▸ What this task involves:
Give every line of the material again, exactly as written.

▸ Given information:

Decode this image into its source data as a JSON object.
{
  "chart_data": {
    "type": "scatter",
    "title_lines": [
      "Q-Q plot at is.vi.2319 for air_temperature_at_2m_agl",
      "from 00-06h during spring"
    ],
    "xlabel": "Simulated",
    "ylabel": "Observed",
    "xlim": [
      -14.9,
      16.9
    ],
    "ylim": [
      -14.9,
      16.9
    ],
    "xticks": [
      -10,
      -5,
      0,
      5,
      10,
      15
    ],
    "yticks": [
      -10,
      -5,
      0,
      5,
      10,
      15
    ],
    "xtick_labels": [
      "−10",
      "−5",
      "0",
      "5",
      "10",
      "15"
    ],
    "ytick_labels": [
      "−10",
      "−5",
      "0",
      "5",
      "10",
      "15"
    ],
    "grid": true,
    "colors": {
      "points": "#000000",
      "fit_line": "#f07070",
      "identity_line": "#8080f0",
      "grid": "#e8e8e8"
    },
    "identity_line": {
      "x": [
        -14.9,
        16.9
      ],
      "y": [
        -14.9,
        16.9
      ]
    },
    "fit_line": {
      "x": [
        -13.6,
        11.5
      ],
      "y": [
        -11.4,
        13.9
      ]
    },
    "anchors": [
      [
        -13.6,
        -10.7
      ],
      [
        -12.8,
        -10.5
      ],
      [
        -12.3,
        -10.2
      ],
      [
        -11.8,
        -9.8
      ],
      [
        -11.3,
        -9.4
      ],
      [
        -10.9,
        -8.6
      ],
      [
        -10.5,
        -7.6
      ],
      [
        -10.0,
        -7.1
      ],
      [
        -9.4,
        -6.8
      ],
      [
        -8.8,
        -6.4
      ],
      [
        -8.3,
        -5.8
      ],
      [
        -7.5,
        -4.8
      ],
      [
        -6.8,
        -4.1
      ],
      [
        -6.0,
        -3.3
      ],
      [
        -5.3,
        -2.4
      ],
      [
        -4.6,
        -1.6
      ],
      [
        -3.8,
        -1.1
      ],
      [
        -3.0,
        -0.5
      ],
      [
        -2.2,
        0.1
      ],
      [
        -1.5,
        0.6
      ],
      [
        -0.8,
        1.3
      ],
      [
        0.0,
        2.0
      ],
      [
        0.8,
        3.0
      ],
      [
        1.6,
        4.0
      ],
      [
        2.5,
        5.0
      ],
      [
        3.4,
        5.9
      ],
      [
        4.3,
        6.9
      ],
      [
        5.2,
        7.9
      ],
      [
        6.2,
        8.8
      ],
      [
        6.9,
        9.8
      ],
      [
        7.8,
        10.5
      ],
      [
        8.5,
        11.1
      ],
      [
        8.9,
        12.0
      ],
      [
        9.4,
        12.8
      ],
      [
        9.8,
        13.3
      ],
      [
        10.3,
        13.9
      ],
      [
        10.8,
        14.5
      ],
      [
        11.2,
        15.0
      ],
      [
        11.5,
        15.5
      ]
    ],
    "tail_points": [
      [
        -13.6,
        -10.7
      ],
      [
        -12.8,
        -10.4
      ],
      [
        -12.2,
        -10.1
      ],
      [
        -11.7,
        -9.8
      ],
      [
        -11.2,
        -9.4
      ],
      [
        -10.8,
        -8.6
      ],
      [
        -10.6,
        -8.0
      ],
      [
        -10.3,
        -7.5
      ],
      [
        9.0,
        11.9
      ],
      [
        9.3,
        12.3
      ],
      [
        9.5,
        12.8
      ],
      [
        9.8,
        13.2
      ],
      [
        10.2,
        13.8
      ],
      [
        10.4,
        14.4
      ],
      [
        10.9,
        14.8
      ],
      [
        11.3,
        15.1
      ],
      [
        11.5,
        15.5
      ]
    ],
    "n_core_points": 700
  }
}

▸ Reply:
Decode this image into its source data as a JSON object.
{
  "chart_data": {
    "type": "scatter",
    "title_lines": [
      "Q-Q plot at is.vi.2319 for air_temperature_at_2m_agl",
      "from 00-06h during spring"
    ],
    "xlabel": "Simulated",
    "ylabel": "Observed",
    "xlim": [
      -14.9,
      16.9
    ],
    "ylim": [
      -14.9,
      16.9
    ],
    "xticks": [
      -10,
      -5,
      0,
      5,
      10,
      15
    ],
    "yticks": [
      -10,
      -5,
      0,
      5,
      10,
      15
    ],
    "xtick_labels": [
      "−10",
      "−5",
      "0",
      "5",
      "10",
      "15"
    ],
    "ytick_labels": [
      "−10",
      "−5",
      "0",
      "5",
      "10",
      "15"
    ],
    "grid": true,
    "colors": {
      "points": "#000000",
      "fit_line": "#f07070",
      "identity_line": "#8080f0",
      "grid": "#e8e8e8"
    },
    "identity_line": {
      "x": [
        -14.9,
        16.9
      ],
      "y": [
        -14.9,
        16.9
      ]
    },
    "fit_line": {
      "x": [
        -13.6,
        11.5
      ],
      "y": [
        -11.4,
        13.9
      ]
    },
    "anchors": [
      [
        -13.6,
        -10.7
      ],
      [
        -12.8,
        -10.5
      ],
      [
        -12.3,
        -10.2
      ],
      [
        -11.8,
        -9.8
      ],
      [
        -11.3,
        -9.4
      ],
      [
        -10.9,
        -8.6
      ],
      [
        -10.5,
        -7.6
      ],
      [
        -10.0,
        -7.1
      ],
      [
        -9.4,
        -6.8
      ],
      [
        -8.8,
        -6.4
      ],
      [
        -8.3,
        -5.8
      ],
      [
        -7.5,
        -4.8
      ],
      [
        -6.8,
        -4.1
      ],
      [
        -6.0,
        -3.3
      ],
      [
        -5.3,
        -2.4
      ],
      [
        -4.6,
        -1.6
      ],
      [
        -3.8,
        -1.1
      ],
      [
        -3.0,
        -0.5
      ],
      [
        -2.2,
        0.1
      ],
      [
        -1.5,
        0.6
      ],
      [
        -0.8,
        1.3
      ],
      [
        0.0,
        2.0
      ],
      [
        0.8,
        3.0
      ],
      [
        1.6,
        4.0
      ],
      [
        2.5,
        5.0
      ],
      [
        3.4,
        5.9
      ],
      [
        4.3,
        6.9
      ],
      [
        5.2,
        7.9
      ],
      [
        6.2,
        8.8
      ],
      [
        6.9,
        9.8
      ],
      [
        7.8,
        10.5
      ],
      [
        8.5,
        11.1
      ],
      [
        8.9,
        12.0
      ],
      [
        9.4,
        12.8
      ],
      [
        9.8,
        13.3
      ],
      [
        10.3,
        13.9
      ],
      [
        10.8,
        14.5
      ],
      [
        11.2,
        15.0
      ],
      [
        11.5,
        15.5
      ]
    ],
    "tail_points": [
      [
        -13.6,
        -10.7
      ],
      [
        -12.8,
        -10.4
      ],
      [
        -12.2,
        -10.1
      ],
      [
        -11.7,
        -9.8
      ],
      [
        -11.2,
        -9.4
      ],
      [
        -10.8,
        -8.6
      ],
      [
        -10.6,
        -8.0
      ],
      [
        -10.3,
        -7.5
      ],
      [
        9.0,
        11.9
      ],
      [
        9.3,
        12.3
      ],
      [
        9.5,
        12.8
      ],
      [
        9.8,
        13.2
      ],
      [
        10.2,
        13.8
      ],
      [
        10.4,
        14.4
      ],
      [
        10.9,
        14.8
      ],
      [
        11.3,
        15.1
      ],
      [
        11.5,
        15.5
      ]
    ],
    "n_core_points": 700
  }
}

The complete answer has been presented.